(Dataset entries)
****
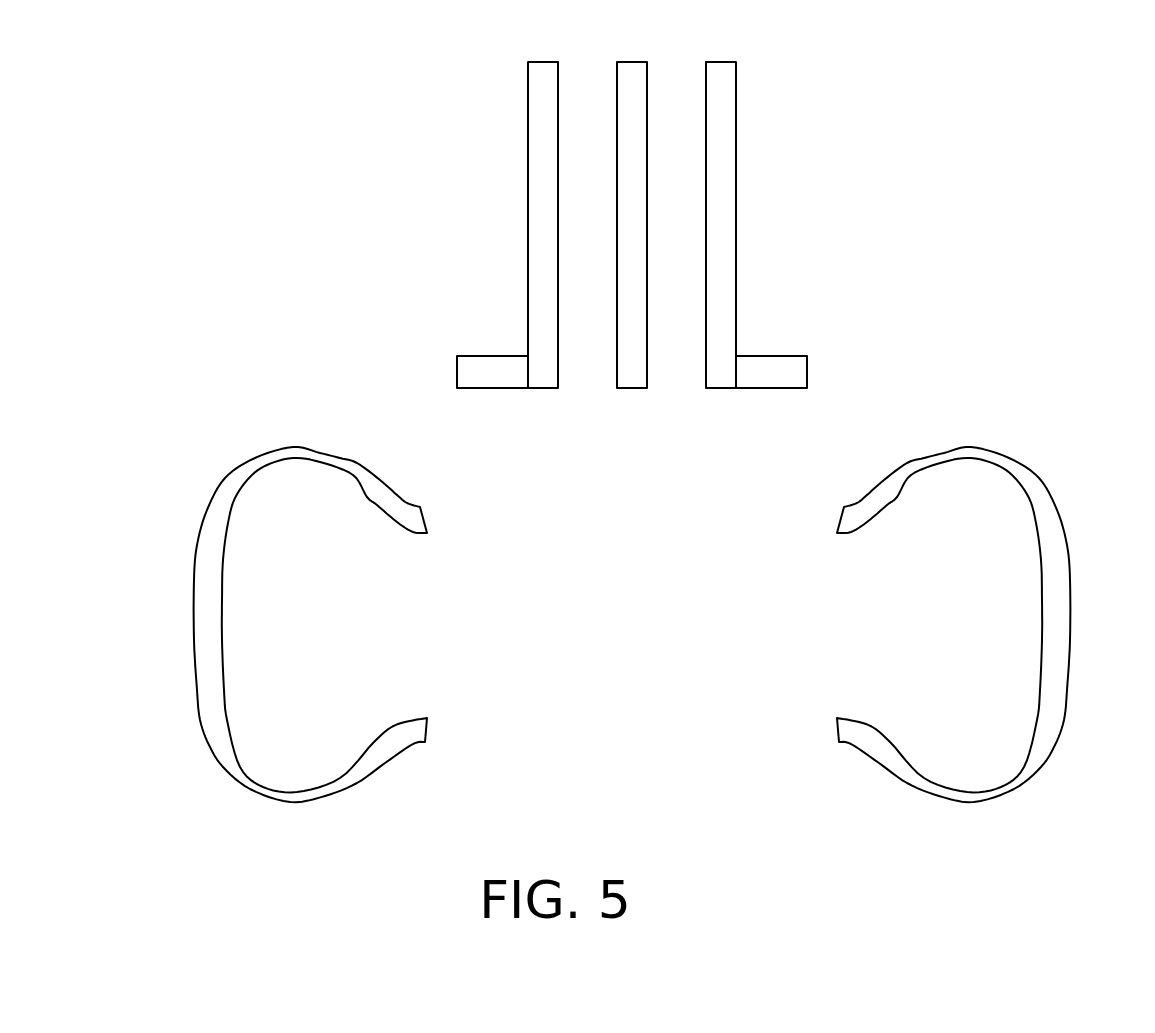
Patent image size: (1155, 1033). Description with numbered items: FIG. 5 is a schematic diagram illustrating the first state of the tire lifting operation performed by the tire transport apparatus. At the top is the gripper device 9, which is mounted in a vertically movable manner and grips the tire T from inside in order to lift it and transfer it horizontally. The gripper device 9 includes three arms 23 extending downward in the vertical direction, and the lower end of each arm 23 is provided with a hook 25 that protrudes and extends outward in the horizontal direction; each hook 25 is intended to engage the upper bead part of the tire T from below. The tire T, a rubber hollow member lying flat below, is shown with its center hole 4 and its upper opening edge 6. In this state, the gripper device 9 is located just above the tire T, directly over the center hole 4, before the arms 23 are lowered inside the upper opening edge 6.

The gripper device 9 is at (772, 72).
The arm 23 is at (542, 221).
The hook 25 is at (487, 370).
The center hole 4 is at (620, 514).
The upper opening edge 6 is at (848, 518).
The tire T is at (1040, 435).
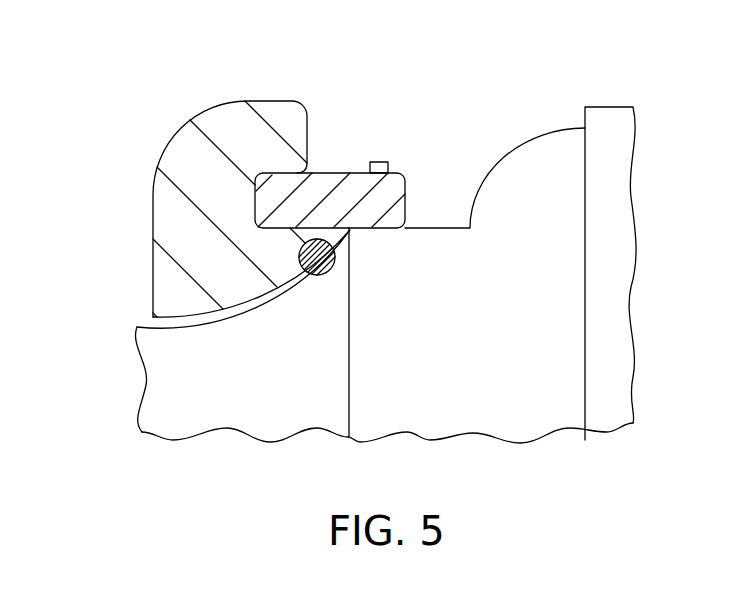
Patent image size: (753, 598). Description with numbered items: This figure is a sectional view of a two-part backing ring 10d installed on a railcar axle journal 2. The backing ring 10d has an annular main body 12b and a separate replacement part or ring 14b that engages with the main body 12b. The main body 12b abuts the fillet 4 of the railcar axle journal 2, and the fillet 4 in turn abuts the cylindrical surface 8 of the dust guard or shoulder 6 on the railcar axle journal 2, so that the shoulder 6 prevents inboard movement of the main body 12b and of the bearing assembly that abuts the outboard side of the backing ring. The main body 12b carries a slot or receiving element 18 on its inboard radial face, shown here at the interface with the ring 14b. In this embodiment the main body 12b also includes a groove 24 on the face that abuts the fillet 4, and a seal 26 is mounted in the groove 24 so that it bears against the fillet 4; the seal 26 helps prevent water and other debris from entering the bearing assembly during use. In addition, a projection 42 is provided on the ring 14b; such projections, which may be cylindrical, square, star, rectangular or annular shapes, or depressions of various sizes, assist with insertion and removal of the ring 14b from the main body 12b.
****
Exercise details: Rewrite the lines from the beginning of the items through the line containing "The upper opening edge 6 is at (848, 518).", replacing "schematic diagram" with "schematic drawing" and keeping everything else the same. Leave the pictures out of your answer.

Written answer:
Patent image size: (1155, 1033). Description with numbered items: FIG. 5 is a schematic drawing illustrating the first state of the tire lifting operation performed by the tire transport apparatus. At the top is the gripper device 9, which is mounted in a vertically movable manner and grips the tire T from inside in order to lift it and transfer it horizontally. The gripper device 9 includes three arms 23 extending downward in the vertical direction, and the lower end of each arm 23 is provided with a hook 25 that protrudes and extends outward in the horizontal direction; each hook 25 is intended to engage the upper bead part of the tire T from below. The tire T, a rubber hollow member lying flat below, is shown with its center hole 4 and its upper opening edge 6. In this state, the gripper device 9 is located just above the tire T, directly over the center hole 4, before the arms 23 are lowered inside the upper opening edge 6.

The gripper device 9 is at (772, 72).
The arm 23 is at (542, 221).
The hook 25 is at (487, 370).
The center hole 4 is at (620, 514).
The upper opening edge 6 is at (848, 518).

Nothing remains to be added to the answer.